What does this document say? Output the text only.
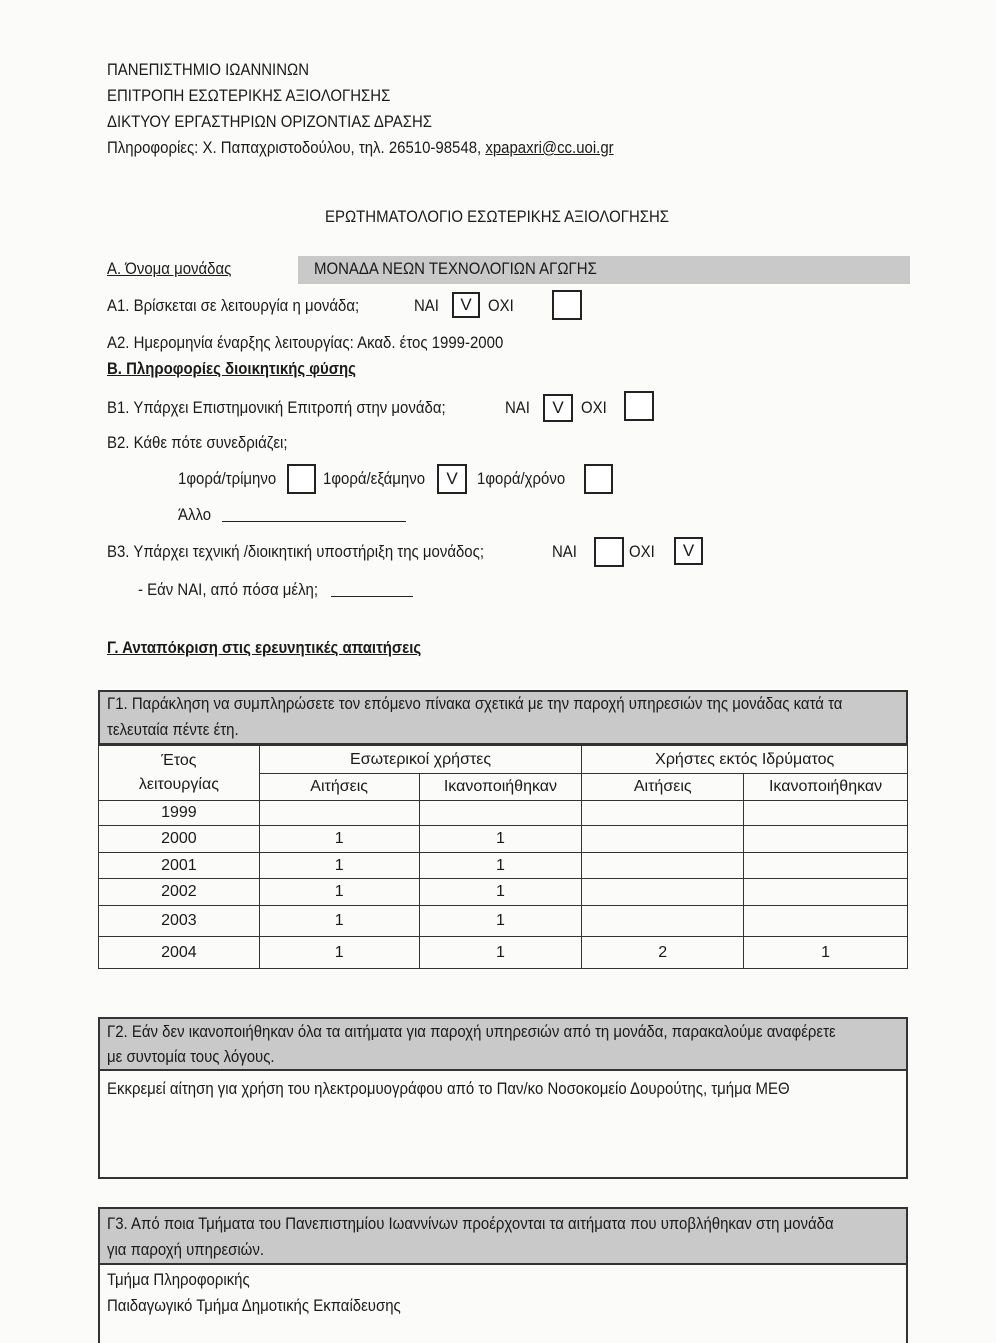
ΠΑΝΕΠΙΣΤΗΜΙΟ ΙΩΑΝΝΙΝΩΝ
ΕΠΙΤΡΟΠΗ ΕΣΩΤΕΡΙΚΗΣ ΑΞΙΟΛΟΓΗΣΗΣ
ΔΙΚΤΥΟΥ ΕΡΓΑΣΤΗΡΙΩΝ ΟΡΙΖΟΝΤΙΑΣ ΔΡΑΣΗΣ
Πληροφορίες: Χ. Παπαχριστοδούλου, τηλ. 26510-98548, xpapaxri@cc.uoi.gr
ΕΡΩΤΗΜΑΤΟΛΟΓΙΟ ΕΣΩΤΕΡΙΚΗΣ ΑΞΙΟΛΟΓΗΣΗΣ
Α. Όνομα μονάδας	ΜΟΝΑΔΑ ΝΕΩΝ ΤΕΧΝΟΛΟΓΙΩΝ ΑΓΩΓΗΣ
Α1. Βρίσκεται σε λειτουργία η μονάδα;	ΝΑΙ	V ΟΧΙ
Α2. Ημερομηνία έναρξης λειτουργίας: Ακαδ. έτος 1999-2000
Β. Πληροφορίες διοικητικής φύσης
Β1. Υπάρχει Επιστημονική Επιτροπή στην μονάδα;	ΝΑΙ	V	ΟΧΙ
Β2. Κάθε πότε συνεδριάζει;
1φορά/τρίμηνο	1φορά/εξάμηνο	V	1φορά/χρόνο
Άλλο
Β3. Υπάρχει τεχνική /διοικητική υποστήριξη της μονάδος;	ΝΑΙ	ΟΧΙ	V
- Εάν ΝΑΙ, από πόσα μέλη;
Γ. Ανταπόκριση στις ερευνητικές απαιτήσεις
Γ1. Παράκληση να συμπληρώσετε τον επόμενο πίνακα σχετικά με την παροχή υπηρεσιών της μονάδας κατά τα
τελευταία πέντε έτη.
Έτος
λειτουργίας	Εσωτερικοί χρήστες		Χρήστες εκτός Ιδρύματος	
	Αιτήσεις	Ικανοποιήθηκαν	Αιτήσεις	Ικανοποιήθηκαν
1999				
2000	1	1		
2001	1	1		
2002	1	1		
2003	1	1		
2004	1	1	2	1
Γ2. Εάν δεν ικανοποιήθηκαν όλα τα αιτήματα για παροχή υπηρεσιών από τη μονάδα, παρακαλούμε αναφέρετε
με συντομία τους λόγους.
Εκκρεμεί αίτηση για χρήση του ηλεκτρομυογράφου από το Παν/κο Νοσοκομείο Δουρούτης, τμήμα ΜΕΘ
Γ3. Από ποια Τμήματα του Πανεπιστημίου Ιωαννίνων προέρχονται τα αιτήματα που υποβλήθηκαν στη μονάδα
για παροχή υπηρεσιών.
Τμήμα Πληροφορικής
Παιδαγωγικό Τμήμα Δημοτικής Εκπαίδευσης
+-------+
In the entries above, find every line holding the word "Πληροφορίες" and copy it out.

Πληροφορίες: Χ. Παπαχριστοδούλου, τηλ. 26510-98548, xpapaxri@cc.uoi.gr
Β. Πληροφορίες διοικητικής φύσης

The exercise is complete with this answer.